Stated exercise:
Please copy out the data below with every "interactable" swapped for "clickable" and everything else kept the same, leaving out the pictures.
------ Data records ------
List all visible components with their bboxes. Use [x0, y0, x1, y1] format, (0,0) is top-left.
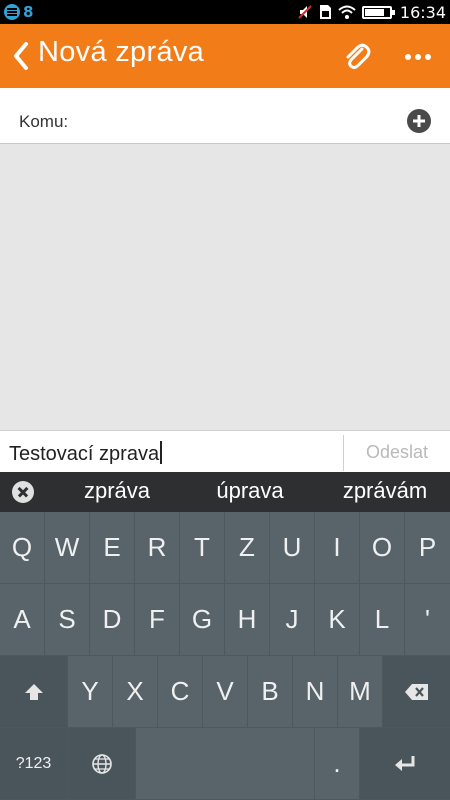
key[interactable]: L	[360, 584, 405, 656]
battery-icon	[361, 5, 395, 19]
symbols-key[interactable]: ?123	[0, 728, 68, 800]
message-thread	[0, 145, 450, 430]
key[interactable]: Z	[225, 512, 270, 584]
backspace-icon	[404, 683, 428, 700]
space-key[interactable]	[136, 728, 315, 800]
keyboard-row-3: Y X C V B N M	[0, 656, 450, 728]
key[interactable]: V	[203, 656, 248, 728]
app-header: Nová zpráva	[0, 24, 450, 88]
paperclip-icon[interactable]	[340, 40, 374, 74]
page-title: Nová zpráva	[38, 36, 205, 68]
keyboard-row-1: Q W E R T Z U I O P	[0, 512, 450, 584]
key[interactable]: C	[158, 656, 203, 728]
enter-icon	[395, 755, 415, 771]
key[interactable]: G	[180, 584, 225, 656]
key[interactable]: P	[405, 512, 450, 584]
key[interactable]: B	[248, 656, 293, 728]
key[interactable]: T	[180, 512, 225, 584]
key[interactable]: E	[90, 512, 135, 584]
key[interactable]: A	[0, 584, 45, 656]
suggestion-item[interactable]: zpráva	[62, 478, 172, 504]
shift-key[interactable]	[0, 656, 68, 728]
suggestion-item[interactable]: úprava	[195, 478, 305, 504]
recipient-label: Komu:	[19, 112, 69, 131]
message-input[interactable]: Testovací zprava	[9, 441, 163, 466]
key[interactable]: K	[315, 584, 360, 656]
notification-count: 8	[23, 3, 34, 21]
more-icon[interactable]	[400, 42, 436, 72]
compose-bar: Testovací zprava Odeslat	[0, 430, 450, 472]
dismiss-suggestions-icon[interactable]	[12, 481, 34, 503]
key[interactable]: O	[360, 512, 405, 584]
suggestion-item[interactable]: zprávám	[325, 478, 445, 504]
key[interactable]: Q	[0, 512, 45, 584]
muted-icon	[298, 5, 312, 19]
backspace-key[interactable]	[383, 656, 450, 728]
enter-key[interactable]	[360, 728, 450, 800]
key[interactable]: N	[293, 656, 338, 728]
keyboard: Q W E R T Z U I O P A S D F G H J K L ' …	[0, 512, 450, 800]
add-contact-icon[interactable]	[407, 109, 431, 133]
key[interactable]: H	[225, 584, 270, 656]
key[interactable]: '	[405, 584, 450, 656]
notification-icon	[4, 4, 20, 20]
keyboard-row-2: A S D F G H J K L '	[0, 584, 450, 656]
suggestion-bar: zpráva úprava zprávám	[0, 472, 450, 512]
back-icon[interactable]	[8, 38, 34, 74]
message-input-text: Testovací zprava	[9, 443, 160, 465]
key[interactable]: R	[135, 512, 180, 584]
send-button[interactable]: Odeslat	[344, 431, 450, 473]
key[interactable]: F	[135, 584, 180, 656]
key[interactable]: D	[90, 584, 135, 656]
shift-icon	[24, 683, 43, 700]
status-bar: 8 16:34	[0, 0, 450, 24]
notification-indicator: 8	[4, 2, 33, 22]
key[interactable]: Y	[68, 656, 113, 728]
language-key[interactable]	[68, 728, 136, 800]
battery-level	[364, 8, 385, 16]
key[interactable]: M	[338, 656, 383, 728]
key[interactable]: S	[45, 584, 90, 656]
key[interactable]: J	[270, 584, 315, 656]
globe-icon	[91, 753, 112, 774]
period-key[interactable]: .	[315, 728, 360, 800]
key[interactable]: W	[45, 512, 90, 584]
key[interactable]: U	[270, 512, 315, 584]
key[interactable]: X	[113, 656, 158, 728]
sim-icon	[319, 5, 331, 19]
key[interactable]: I	[315, 512, 360, 584]
clock: 16:34	[399, 2, 446, 22]
recipient-input[interactable]	[80, 102, 390, 134]
recipient-field[interactable]: Komu:	[0, 88, 450, 144]
keyboard-row-4: ?123 .	[0, 728, 450, 800]
text-cursor	[160, 441, 163, 464]
wifi-icon	[338, 5, 356, 19]
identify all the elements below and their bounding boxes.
------
Answer in full:
List all visible components with their bboxes. Use [x0, y0, x1, y1] format, (0,0) is top-left.
key[clickable]: L	[360, 584, 405, 656]
battery-icon	[361, 5, 395, 19]
symbols-key[clickable]: ?123	[0, 728, 68, 800]
message-thread	[0, 145, 450, 430]
key[clickable]: Z	[225, 512, 270, 584]
backspace-icon	[404, 683, 428, 700]
space-key[clickable]	[136, 728, 315, 800]
keyboard-row-3: Y X C V B N M	[0, 656, 450, 728]
key[clickable]: V	[203, 656, 248, 728]
app-header: Nová zpráva	[0, 24, 450, 88]
paperclip-icon[clickable]	[340, 40, 374, 74]
page-title: Nová zpráva	[38, 36, 205, 68]
keyboard-row-1: Q W E R T Z U I O P	[0, 512, 450, 584]
key[clickable]: C	[158, 656, 203, 728]
enter-icon	[395, 755, 415, 771]
key[clickable]: G	[180, 584, 225, 656]
key[clickable]: P	[405, 512, 450, 584]
key[clickable]: B	[248, 656, 293, 728]
key[clickable]: T	[180, 512, 225, 584]
key[clickable]: E	[90, 512, 135, 584]
key[clickable]: A	[0, 584, 45, 656]
suggestion-item[clickable]: zpráva	[62, 478, 172, 504]
shift-key[clickable]	[0, 656, 68, 728]
suggestion-item[clickable]: úprava	[195, 478, 305, 504]
recipient-label: Komu:	[19, 112, 69, 131]
message-input[clickable]: Testovací zprava	[9, 441, 163, 466]
key[clickable]: K	[315, 584, 360, 656]
notification-count: 8	[23, 3, 34, 21]
more-icon[clickable]	[400, 42, 436, 72]
compose-bar: Testovací zprava Odeslat	[0, 430, 450, 472]
dismiss-suggestions-icon[clickable]	[12, 481, 34, 503]
key[clickable]: O	[360, 512, 405, 584]
suggestion-item[clickable]: zprávám	[325, 478, 445, 504]
key[clickable]: Q	[0, 512, 45, 584]
muted-icon	[298, 5, 312, 19]
backspace-key[clickable]	[383, 656, 450, 728]
enter-key[clickable]	[360, 728, 450, 800]
key[clickable]: N	[293, 656, 338, 728]
keyboard: Q W E R T Z U I O P A S D F G H J K L ' …	[0, 512, 450, 800]
add-contact-icon[clickable]	[407, 109, 431, 133]
key[clickable]: H	[225, 584, 270, 656]
key[clickable]: '	[405, 584, 450, 656]
notification-icon	[4, 4, 20, 20]
keyboard-row-2: A S D F G H J K L '	[0, 584, 450, 656]
suggestion-bar: zpráva úprava zprávám	[0, 472, 450, 512]
back-icon[clickable]	[8, 38, 34, 74]
message-input-text: Testovací zprava	[9, 443, 160, 465]
key[clickable]: R	[135, 512, 180, 584]
send-button[clickable]: Odeslat	[344, 431, 450, 473]
key[clickable]: F	[135, 584, 180, 656]
key[clickable]: D	[90, 584, 135, 656]
shift-icon	[24, 683, 43, 700]
status-bar: 8 16:34	[0, 0, 450, 24]
notification-indicator: 8	[4, 2, 33, 22]
key[clickable]: Y	[68, 656, 113, 728]
language-key[clickable]	[68, 728, 136, 800]
battery-level	[364, 8, 385, 16]
key[clickable]: M	[338, 656, 383, 728]
key[clickable]: S	[45, 584, 90, 656]
key[clickable]: J	[270, 584, 315, 656]
globe-icon	[91, 753, 112, 774]
period-key[clickable]: .	[315, 728, 360, 800]
key[clickable]: W	[45, 512, 90, 584]
key[clickable]: U	[270, 512, 315, 584]
key[clickable]: X	[113, 656, 158, 728]
sim-icon	[319, 5, 331, 19]
key[clickable]: I	[315, 512, 360, 584]
clock: 16:34	[399, 2, 446, 22]
recipient-input[clickable]	[80, 102, 390, 134]
recipient-field[clickable]: Komu:	[0, 88, 450, 144]
keyboard-row-4: ?123 .	[0, 728, 450, 800]
text-cursor	[160, 441, 163, 464]
wifi-icon	[338, 5, 356, 19]
identify all the elements below and their bounding boxes.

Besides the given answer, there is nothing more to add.